**SOURCE RECORDS**
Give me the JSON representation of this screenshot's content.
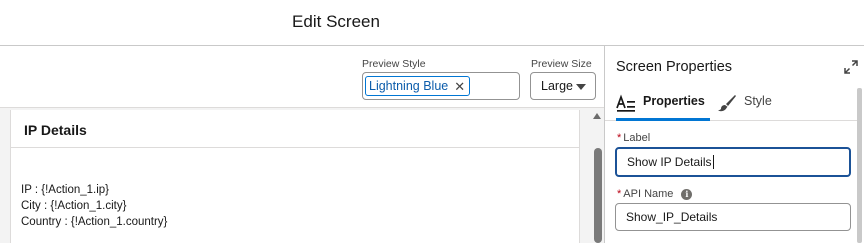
{
  "header": {
    "title": "Edit Screen"
  },
  "toolbar": {
    "preview_style_label": "Preview Style",
    "preview_style_value": "Lightning Blue",
    "preview_size_label": "Preview Size",
    "preview_size_value": "Large"
  },
  "screen": {
    "title": "IP Details",
    "lines": [
      "IP : {!Action_1.ip}",
      "City : {!Action_1.city}",
      "Country : {!Action_1.country}"
    ]
  },
  "properties": {
    "title": "Screen Properties",
    "tabs": [
      {
        "label": "Properties",
        "icon": "properties-icon",
        "active": true
      },
      {
        "label": "Style",
        "icon": "paintbrush-icon",
        "active": false
      }
    ],
    "label_field": {
      "label": "Label",
      "required_mark": "*",
      "value": "Show IP Details"
    },
    "api_field": {
      "label": "API Name",
      "required_mark": "*",
      "value": "Show_IP_Details"
    }
  },
  "colors": {
    "accent": "#0176d3",
    "focus_border": "#1b5297",
    "required": "#ba0517"
  }
}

**THE REQUEST**
Leave out the pictures and print each record exactly as it stands.

**FINISHED EXERCISE**
Give me the JSON representation of this screenshot's content.
{
  "header": {
    "title": "Edit Screen"
  },
  "toolbar": {
    "preview_style_label": "Preview Style",
    "preview_style_value": "Lightning Blue",
    "preview_size_label": "Preview Size",
    "preview_size_value": "Large"
  },
  "screen": {
    "title": "IP Details",
    "lines": [
      "IP : {!Action_1.ip}",
      "City : {!Action_1.city}",
      "Country : {!Action_1.country}"
    ]
  },
  "properties": {
    "title": "Screen Properties",
    "tabs": [
      {
        "label": "Properties",
        "icon": "properties-icon",
        "active": true
      },
      {
        "label": "Style",
        "icon": "paintbrush-icon",
        "active": false
      }
    ],
    "label_field": {
      "label": "Label",
      "required_mark": "*",
      "value": "Show IP Details"
    },
    "api_field": {
      "label": "API Name",
      "required_mark": "*",
      "value": "Show_IP_Details"
    }
  },
  "colors": {
    "accent": "#0176d3",
    "focus_border": "#1b5297",
    "required": "#ba0517"
  }
}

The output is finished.